> **Direction**: Below are the records; copy each line in them that holds the word "Horizon".

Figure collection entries
▶

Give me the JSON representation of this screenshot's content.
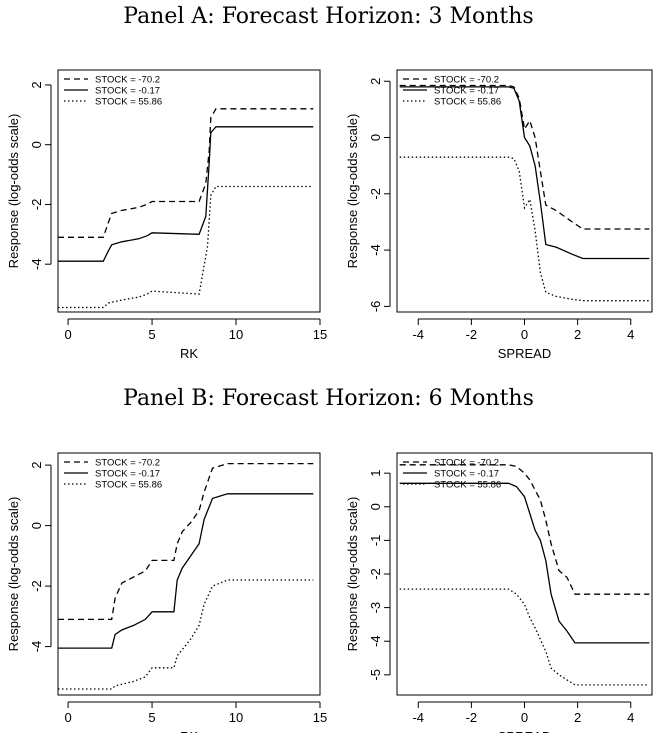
{
  "panels": {
    "a_title": "Panel A: Forecast Horizon: 3 Months",
    "b_title": "Panel B: Forecast Horizon: 6 Months"
  },
  "chart_data": [
    {
      "type": "line",
      "panel": "A",
      "xlabel": "RK",
      "ylabel": "Response (log-odds scale)",
      "xlim": [
        -0.6,
        15.0
      ],
      "ylim": [
        -5.6,
        2.5
      ],
      "xticks": [
        0,
        5,
        10,
        15
      ],
      "yticks": [
        -4,
        -2,
        0,
        2
      ],
      "legend_position": "top-left",
      "series": [
        {
          "name": "STOCK = -70.2",
          "style": "dashed",
          "x": [
            -0.6,
            2.1,
            2.4,
            2.6,
            3.2,
            4.2,
            4.7,
            5.0,
            7.8,
            8.2,
            8.4,
            8.5,
            8.8,
            14.6
          ],
          "y": [
            -3.1,
            -3.1,
            -2.6,
            -2.3,
            -2.2,
            -2.1,
            -2.0,
            -1.9,
            -1.9,
            -1.3,
            -0.2,
            0.9,
            1.2,
            1.2
          ]
        },
        {
          "name": "STOCK = -0.17",
          "style": "solid",
          "x": [
            -0.6,
            2.1,
            2.4,
            2.6,
            3.2,
            4.2,
            4.7,
            5.0,
            7.8,
            8.2,
            8.4,
            8.5,
            8.8,
            14.6
          ],
          "y": [
            -3.9,
            -3.9,
            -3.55,
            -3.35,
            -3.25,
            -3.15,
            -3.05,
            -2.95,
            -3.0,
            -2.4,
            -0.6,
            0.4,
            0.6,
            0.6
          ]
        },
        {
          "name": "STOCK = 55.86",
          "style": "dotted",
          "x": [
            -0.6,
            2.1,
            2.4,
            3.2,
            4.2,
            4.7,
            5.0,
            7.8,
            8.3,
            8.5,
            8.8,
            14.6
          ],
          "y": [
            -5.45,
            -5.45,
            -5.3,
            -5.2,
            -5.1,
            -5.0,
            -4.9,
            -5.0,
            -3.4,
            -1.7,
            -1.4,
            -1.4
          ]
        }
      ]
    },
    {
      "type": "line",
      "panel": "A",
      "xlabel": "SPREAD",
      "ylabel": "Response (log-odds scale)",
      "xlim": [
        -4.8,
        4.8
      ],
      "ylim": [
        -6.2,
        2.4
      ],
      "xticks": [
        -4,
        -2,
        0,
        2,
        4
      ],
      "yticks": [
        -6,
        -4,
        -2,
        0,
        2
      ],
      "legend_position": "top-left",
      "series": [
        {
          "name": "STOCK = -70.2",
          "style": "dashed",
          "x": [
            -4.7,
            -0.6,
            -0.4,
            -0.2,
            0.0,
            0.2,
            0.4,
            0.6,
            0.8,
            1.2,
            1.8,
            2.2,
            4.7
          ],
          "y": [
            1.85,
            1.85,
            1.8,
            1.4,
            0.3,
            0.6,
            0.0,
            -1.2,
            -2.4,
            -2.6,
            -3.0,
            -3.25,
            -3.25
          ]
        },
        {
          "name": "STOCK = -0.17",
          "style": "solid",
          "x": [
            -4.7,
            -0.6,
            -0.4,
            -0.2,
            0.0,
            0.2,
            0.4,
            0.6,
            0.8,
            1.2,
            1.8,
            2.2,
            4.7
          ],
          "y": [
            1.8,
            1.8,
            1.75,
            1.3,
            0.0,
            -0.3,
            -1.0,
            -2.3,
            -3.8,
            -3.9,
            -4.15,
            -4.3,
            -4.3
          ]
        },
        {
          "name": "STOCK = 55.86",
          "style": "dotted",
          "x": [
            -4.7,
            -0.6,
            -0.4,
            -0.2,
            0.0,
            0.2,
            0.4,
            0.6,
            0.8,
            1.2,
            1.8,
            2.2,
            4.7
          ],
          "y": [
            -0.7,
            -0.7,
            -0.75,
            -1.2,
            -2.5,
            -2.2,
            -3.3,
            -4.8,
            -5.5,
            -5.65,
            -5.75,
            -5.8,
            -5.8
          ]
        }
      ]
    },
    {
      "type": "line",
      "panel": "B",
      "xlabel": "RK",
      "ylabel": "Response (log-odds scale)",
      "xlim": [
        -0.6,
        15.0
      ],
      "ylim": [
        -5.6,
        2.4
      ],
      "xticks": [
        0,
        5,
        10,
        15
      ],
      "yticks": [
        -4,
        -2,
        0,
        2
      ],
      "legend_position": "top-left",
      "series": [
        {
          "name": "STOCK = -70.2",
          "style": "dashed",
          "x": [
            -0.6,
            2.6,
            2.8,
            3.2,
            3.9,
            4.6,
            5.0,
            6.3,
            6.5,
            6.8,
            7.3,
            7.8,
            8.1,
            8.6,
            9.5,
            14.6
          ],
          "y": [
            -3.1,
            -3.1,
            -2.4,
            -1.9,
            -1.7,
            -1.5,
            -1.15,
            -1.15,
            -0.6,
            -0.2,
            0.1,
            0.5,
            1.1,
            1.9,
            2.05,
            2.05
          ]
        },
        {
          "name": "STOCK = -0.17",
          "style": "solid",
          "x": [
            -0.6,
            2.6,
            2.8,
            3.2,
            3.9,
            4.6,
            5.0,
            6.3,
            6.5,
            6.8,
            7.3,
            7.8,
            8.1,
            8.6,
            9.5,
            14.6
          ],
          "y": [
            -4.05,
            -4.05,
            -3.6,
            -3.45,
            -3.3,
            -3.1,
            -2.85,
            -2.85,
            -1.8,
            -1.4,
            -1.0,
            -0.6,
            0.2,
            0.9,
            1.05,
            1.05
          ]
        },
        {
          "name": "STOCK = 55.86",
          "style": "dotted",
          "x": [
            -0.6,
            2.6,
            2.8,
            3.9,
            4.6,
            5.0,
            6.3,
            6.5,
            6.8,
            7.3,
            7.8,
            8.1,
            8.6,
            9.5,
            14.6
          ],
          "y": [
            -5.4,
            -5.4,
            -5.3,
            -5.15,
            -5.0,
            -4.7,
            -4.7,
            -4.3,
            -4.1,
            -3.75,
            -3.3,
            -2.6,
            -2.0,
            -1.8,
            -1.8
          ]
        }
      ]
    },
    {
      "type": "line",
      "panel": "B",
      "xlabel": "SPREAD",
      "ylabel": "Response (log-odds scale)",
      "xlim": [
        -4.8,
        4.8
      ],
      "ylim": [
        -5.6,
        1.6
      ],
      "xticks": [
        -4,
        -2,
        0,
        2,
        4
      ],
      "yticks": [
        -5,
        -4,
        -3,
        -2,
        -1,
        0,
        1
      ],
      "legend_position": "top-left",
      "series": [
        {
          "name": "STOCK = -70.2",
          "style": "dashed",
          "x": [
            -4.7,
            -0.6,
            -0.3,
            0.0,
            0.2,
            0.4,
            0.6,
            0.8,
            1.0,
            1.3,
            1.6,
            1.9,
            4.7
          ],
          "y": [
            1.25,
            1.25,
            1.2,
            1.0,
            0.8,
            0.5,
            0.2,
            -0.4,
            -1.1,
            -1.9,
            -2.1,
            -2.6,
            -2.6
          ]
        },
        {
          "name": "STOCK = -0.17",
          "style": "solid",
          "x": [
            -4.7,
            -0.6,
            -0.3,
            0.0,
            0.2,
            0.4,
            0.6,
            0.8,
            1.0,
            1.3,
            1.6,
            1.9,
            4.7
          ],
          "y": [
            0.7,
            0.7,
            0.6,
            0.3,
            -0.2,
            -0.7,
            -1.0,
            -1.6,
            -2.6,
            -3.4,
            -3.7,
            -4.05,
            -4.05
          ]
        },
        {
          "name": "STOCK = 55.86",
          "style": "dotted",
          "x": [
            -4.7,
            -0.6,
            -0.3,
            0.0,
            0.2,
            0.4,
            0.6,
            0.8,
            1.0,
            1.3,
            1.6,
            1.9,
            4.7
          ],
          "y": [
            -2.45,
            -2.45,
            -2.6,
            -2.9,
            -3.3,
            -3.6,
            -3.95,
            -4.3,
            -4.8,
            -5.0,
            -5.15,
            -5.3,
            -5.3
          ]
        }
      ]
    }
  ]
}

◀

> **Solution**:
    "a_title": "Panel A: Forecast Horizon: 3 Months",
    "b_title": "Panel B: Forecast Horizon: 6 Months"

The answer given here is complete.